(Beginning of Reading text)
Reversible control of oestradiol-stimulated growth of MCF-7 tumours by tamoxifen in the athymic mouse.

We investigated the ability of high concentrations of oestradiol to reverse the growth inhibitory action of tamoxifen on MCF-7 breast cancer cells in vivo. Tamoxifen inhibits the oestradiol stimulated growth of MCF-7 cells in athymic mice. Using a sustained release preparation of tamoxifen we consistently achieved serum concentrations of the drug in the 40 to 50 ng ml-1 range and much higher levels in tissues. These serum levels are sufficient to inhibit the oestrogen stimulated growth of MCF-7 tumours exposed to physiologic (i.e. 300-600 pg ml-1 serum oestradiol concentrations). However, by administering dosages that increase serum oestradiol concentrations to 900-2000 pg ml-1, mimicking the increase often observed clinically in premenopausal women taking tamoxifen, we show that the growth inhibitory action of tamoxifen can be partially reversed. Serum tamoxifen levels were elevated to nearly 400 ng ml-1 by injecting 1 mg day-1 tamoxifen (IP 3 x weekly); this dosage was more effective at inhibiting oestradiol stimulated tumour growth than subcutaneous tamoxifen capsules alone. Our data suggest that at low serum levels tamoxifen may not act optimally. There may be a need to monitor tamoxifen levels in premenopausal patients to ensure that they are high enough not to be overcome by a tamoxifen induced increase in ovarian steroidogenesis.
(End of Reading text)
* _Work item_
Copy out the entire passage above on tamoxifen and MCF-7 tumor growth word for word.
(Beginning of Excerpted records)
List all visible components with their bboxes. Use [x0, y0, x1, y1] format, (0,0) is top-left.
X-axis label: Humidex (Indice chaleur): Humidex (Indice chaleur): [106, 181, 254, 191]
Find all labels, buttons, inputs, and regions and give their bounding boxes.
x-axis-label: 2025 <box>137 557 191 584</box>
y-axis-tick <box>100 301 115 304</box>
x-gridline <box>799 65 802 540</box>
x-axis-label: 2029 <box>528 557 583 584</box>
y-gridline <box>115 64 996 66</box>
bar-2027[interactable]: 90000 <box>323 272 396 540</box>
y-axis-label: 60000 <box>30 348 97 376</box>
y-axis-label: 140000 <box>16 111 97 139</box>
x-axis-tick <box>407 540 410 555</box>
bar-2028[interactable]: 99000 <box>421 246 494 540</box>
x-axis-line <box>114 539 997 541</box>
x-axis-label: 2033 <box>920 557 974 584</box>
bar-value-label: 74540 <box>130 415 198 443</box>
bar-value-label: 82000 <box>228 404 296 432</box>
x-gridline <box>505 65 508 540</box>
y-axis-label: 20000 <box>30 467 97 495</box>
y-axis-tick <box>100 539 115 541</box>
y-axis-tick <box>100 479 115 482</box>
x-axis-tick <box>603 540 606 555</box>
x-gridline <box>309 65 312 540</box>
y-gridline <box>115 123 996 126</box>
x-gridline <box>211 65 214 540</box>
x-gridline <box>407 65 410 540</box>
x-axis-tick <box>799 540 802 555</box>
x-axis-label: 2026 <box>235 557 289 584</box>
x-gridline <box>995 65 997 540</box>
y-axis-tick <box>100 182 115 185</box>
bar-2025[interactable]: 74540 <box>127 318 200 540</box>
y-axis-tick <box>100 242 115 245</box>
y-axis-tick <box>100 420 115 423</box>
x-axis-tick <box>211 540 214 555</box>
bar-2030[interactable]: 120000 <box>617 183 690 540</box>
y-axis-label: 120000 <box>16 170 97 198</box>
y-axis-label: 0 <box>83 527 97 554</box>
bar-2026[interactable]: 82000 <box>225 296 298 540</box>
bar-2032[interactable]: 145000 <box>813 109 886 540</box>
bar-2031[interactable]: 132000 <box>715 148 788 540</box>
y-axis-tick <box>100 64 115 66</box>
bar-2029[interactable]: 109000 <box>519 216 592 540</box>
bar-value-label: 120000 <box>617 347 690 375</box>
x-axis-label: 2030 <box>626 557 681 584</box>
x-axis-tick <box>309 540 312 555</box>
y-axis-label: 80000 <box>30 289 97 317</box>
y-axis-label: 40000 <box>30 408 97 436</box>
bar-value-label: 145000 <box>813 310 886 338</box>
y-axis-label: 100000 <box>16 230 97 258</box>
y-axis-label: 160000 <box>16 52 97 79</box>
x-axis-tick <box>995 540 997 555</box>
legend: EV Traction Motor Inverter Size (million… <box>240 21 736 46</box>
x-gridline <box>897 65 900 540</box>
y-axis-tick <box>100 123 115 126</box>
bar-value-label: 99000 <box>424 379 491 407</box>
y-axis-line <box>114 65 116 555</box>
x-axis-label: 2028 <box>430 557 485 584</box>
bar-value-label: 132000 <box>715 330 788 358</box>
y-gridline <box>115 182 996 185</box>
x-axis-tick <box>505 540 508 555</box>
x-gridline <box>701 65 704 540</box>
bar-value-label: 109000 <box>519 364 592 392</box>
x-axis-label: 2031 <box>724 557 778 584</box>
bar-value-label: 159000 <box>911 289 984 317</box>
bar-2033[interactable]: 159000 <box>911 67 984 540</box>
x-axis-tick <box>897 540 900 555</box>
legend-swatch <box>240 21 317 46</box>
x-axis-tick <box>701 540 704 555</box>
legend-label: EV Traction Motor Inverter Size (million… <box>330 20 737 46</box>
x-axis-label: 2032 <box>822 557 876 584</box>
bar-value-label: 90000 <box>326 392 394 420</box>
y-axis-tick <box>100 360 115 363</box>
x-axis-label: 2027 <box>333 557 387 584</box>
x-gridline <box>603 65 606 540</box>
(End of Excerpted records)
* _Exercise solution_
Reversible control of oestradiol-stimulated growth of MCF-7 tumours by tamoxifen in the athymic mouse.

We investigated the ability of high concentrations of oestradiol to reverse the growth inhibitory action of tamoxifen on MCF-7 breast cancer cells in vivo. Tamoxifen inhibits the oestradiol stimulated growth of MCF-7 cells in athymic mice. Using a sustained release preparation of tamoxifen we consistently achieved serum concentrations of the drug in the 40 to 50 ng ml-1 range and much higher levels in tissues. These serum levels are sufficient to inhibit the oestrogen stimulated growth of MCF-7 tumours exposed to physiologic (i.e. 300-600 pg ml-1 serum oestradiol concentrations). However, by administering dosages that increase serum oestradiol concentrations to 900-2000 pg ml-1, mimicking the increase often observed clinically in premenopausal women taking tamoxifen, we show that the growth inhibitory action of tamoxifen can be partially reversed. Serum tamoxifen levels were elevated to nearly 400 ng ml-1 by injecting 1 mg day-1 tamoxifen (IP 3 x weekly); this dosage was more effective at inhibiting oestradiol stimulated tumour growth than subcutaneous tamoxifen capsules alone. Our data suggest that at low serum levels tamoxifen may not act optimally. There may be a need to monitor tamoxifen levels in premenopausal patients to ensure that they are high enough not to be overcome by a tamoxifen induced increase in ovarian steroidogenesis.